*WHAT THIS TASK INVOLVES*
Output the full listing below exactly as it reads, and skip anything that is a picture.
[START MATERIAL FOR THE TASK]
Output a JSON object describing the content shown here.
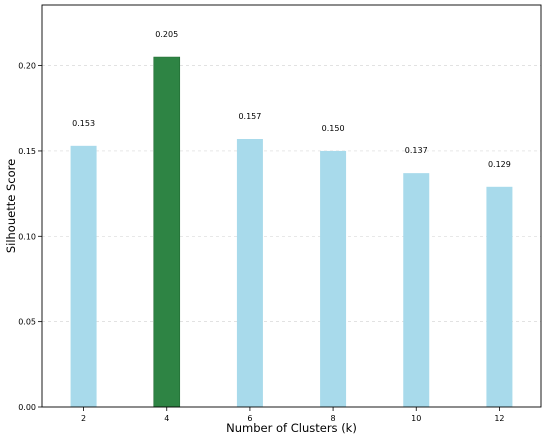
{
  "chart_data": {
    "type": "bar",
    "title": "",
    "xlabel": "Number of Clusters (k)",
    "ylabel": "Silhouette Score",
    "categories": [
      "2",
      "4",
      "6",
      "8",
      "10",
      "12"
    ],
    "values": [
      0.153,
      0.205,
      0.157,
      0.15,
      0.137,
      0.129
    ],
    "data_labels": [
      "0.153",
      "0.205",
      "0.157",
      "0.150",
      "0.137",
      "0.129"
    ],
    "highlight_index": 1,
    "yticks": [
      0.0,
      0.05,
      0.1,
      0.15,
      0.2
    ],
    "ytick_labels": [
      "0.00",
      "0.05",
      "0.10",
      "0.15",
      "0.20"
    ],
    "ylim": [
      0,
      0.2355
    ],
    "grid": "y-dashed",
    "colors": {
      "bar": "#a8daeb",
      "highlight": "#2e8444",
      "grid": "#d9d9d9",
      "axis": "#000000"
    }
  }
}
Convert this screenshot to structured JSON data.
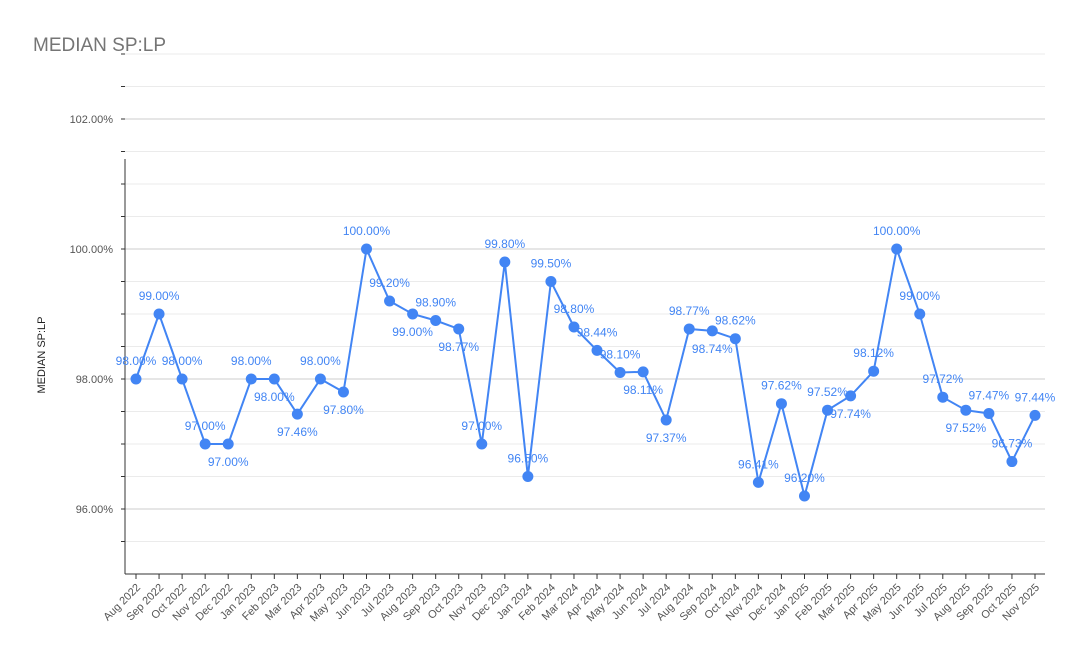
{
  "chart_data": {
    "type": "line",
    "title": "MEDIAN SP:LP",
    "xlabel": "",
    "ylabel": "MEDIAN SP:LP",
    "ylim": [
      95,
      103
    ],
    "yticks": [
      96,
      98,
      100,
      102
    ],
    "ytick_labels": [
      "96.00%",
      "98.00%",
      "100.00%",
      "102.00%"
    ],
    "grid": true,
    "legend": "none",
    "color": "#4285f4",
    "categories": [
      "Aug 2022",
      "Sep 2022",
      "Oct 2022",
      "Nov 2022",
      "Dec 2022",
      "Jan 2023",
      "Feb 2023",
      "Mar 2023",
      "Apr 2023",
      "May 2023",
      "Jun 2023",
      "Jul 2023",
      "Aug 2023",
      "Sep 2023",
      "Oct 2023",
      "Nov 2023",
      "Dec 2023",
      "Jan 2024",
      "Feb 2024",
      "Mar 2024",
      "Apr 2024",
      "May 2024",
      "Jun 2024",
      "Jul 2024",
      "Aug 2024",
      "Sep 2024",
      "Oct 2024",
      "Nov 2024",
      "Dec 2024",
      "Jan 2025",
      "Feb 2025",
      "Mar 2025",
      "Apr 2025",
      "May 2025",
      "Jun 2025",
      "Jul 2025",
      "Aug 2025",
      "Sep 2025",
      "Oct 2025",
      "Nov 2025"
    ],
    "series": [
      {
        "name": "MEDIAN SP:LP",
        "values": [
          98.0,
          99.0,
          98.0,
          97.0,
          97.0,
          98.0,
          98.0,
          97.46,
          98.0,
          97.8,
          100.0,
          99.2,
          99.0,
          98.9,
          98.77,
          97.0,
          99.8,
          96.5,
          99.5,
          98.8,
          98.44,
          98.1,
          98.11,
          97.37,
          98.77,
          98.74,
          98.62,
          96.41,
          97.62,
          96.2,
          97.52,
          97.74,
          98.12,
          100.0,
          99.0,
          97.72,
          97.52,
          97.47,
          96.73,
          97.44
        ]
      }
    ]
  }
}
[END MATERIAL FOR THE TASK]
*TASK RESPONSE*
Output a JSON object describing the content shown here.
{
  "chart_data": {
    "type": "bar",
    "title": "",
    "xlabel": "Number of Clusters (k)",
    "ylabel": "Silhouette Score",
    "categories": [
      "2",
      "4",
      "6",
      "8",
      "10",
      "12"
    ],
    "values": [
      0.153,
      0.205,
      0.157,
      0.15,
      0.137,
      0.129
    ],
    "data_labels": [
      "0.153",
      "0.205",
      "0.157",
      "0.150",
      "0.137",
      "0.129"
    ],
    "highlight_index": 1,
    "yticks": [
      0.0,
      0.05,
      0.1,
      0.15,
      0.2
    ],
    "ytick_labels": [
      "0.00",
      "0.05",
      "0.10",
      "0.15",
      "0.20"
    ],
    "ylim": [
      0,
      0.2355
    ],
    "grid": "y-dashed",
    "colors": {
      "bar": "#a8daeb",
      "highlight": "#2e8444",
      "grid": "#d9d9d9",
      "axis": "#000000"
    }
  }
}
Convert this screenshot to structured JSON data.
{
  "chart_data": {
    "type": "line",
    "title": "MEDIAN SP:LP",
    "xlabel": "",
    "ylabel": "MEDIAN SP:LP",
    "ylim": [
      95,
      103
    ],
    "yticks": [
      96,
      98,
      100,
      102
    ],
    "ytick_labels": [
      "96.00%",
      "98.00%",
      "100.00%",
      "102.00%"
    ],
    "grid": true,
    "legend": "none",
    "color": "#4285f4",
    "categories": [
      "Aug 2022",
      "Sep 2022",
      "Oct 2022",
      "Nov 2022",
      "Dec 2022",
      "Jan 2023",
      "Feb 2023",
      "Mar 2023",
      "Apr 2023",
      "May 2023",
      "Jun 2023",
      "Jul 2023",
      "Aug 2023",
      "Sep 2023",
      "Oct 2023",
      "Nov 2023",
      "Dec 2023",
      "Jan 2024",
      "Feb 2024",
      "Mar 2024",
      "Apr 2024",
      "May 2024",
      "Jun 2024",
      "Jul 2024",
      "Aug 2024",
      "Sep 2024",
      "Oct 2024",
      "Nov 2024",
      "Dec 2024",
      "Jan 2025",
      "Feb 2025",
      "Mar 2025",
      "Apr 2025",
      "May 2025",
      "Jun 2025",
      "Jul 2025",
      "Aug 2025",
      "Sep 2025",
      "Oct 2025",
      "Nov 2025"
    ],
    "series": [
      {
        "name": "MEDIAN SP:LP",
        "values": [
          98.0,
          99.0,
          98.0,
          97.0,
          97.0,
          98.0,
          98.0,
          97.46,
          98.0,
          97.8,
          100.0,
          99.2,
          99.0,
          98.9,
          98.77,
          97.0,
          99.8,
          96.5,
          99.5,
          98.8,
          98.44,
          98.1,
          98.11,
          97.37,
          98.77,
          98.74,
          98.62,
          96.41,
          97.62,
          96.2,
          97.52,
          97.74,
          98.12,
          100.0,
          99.0,
          97.72,
          97.52,
          97.47,
          96.73,
          97.44
        ]
      }
    ]
  }
}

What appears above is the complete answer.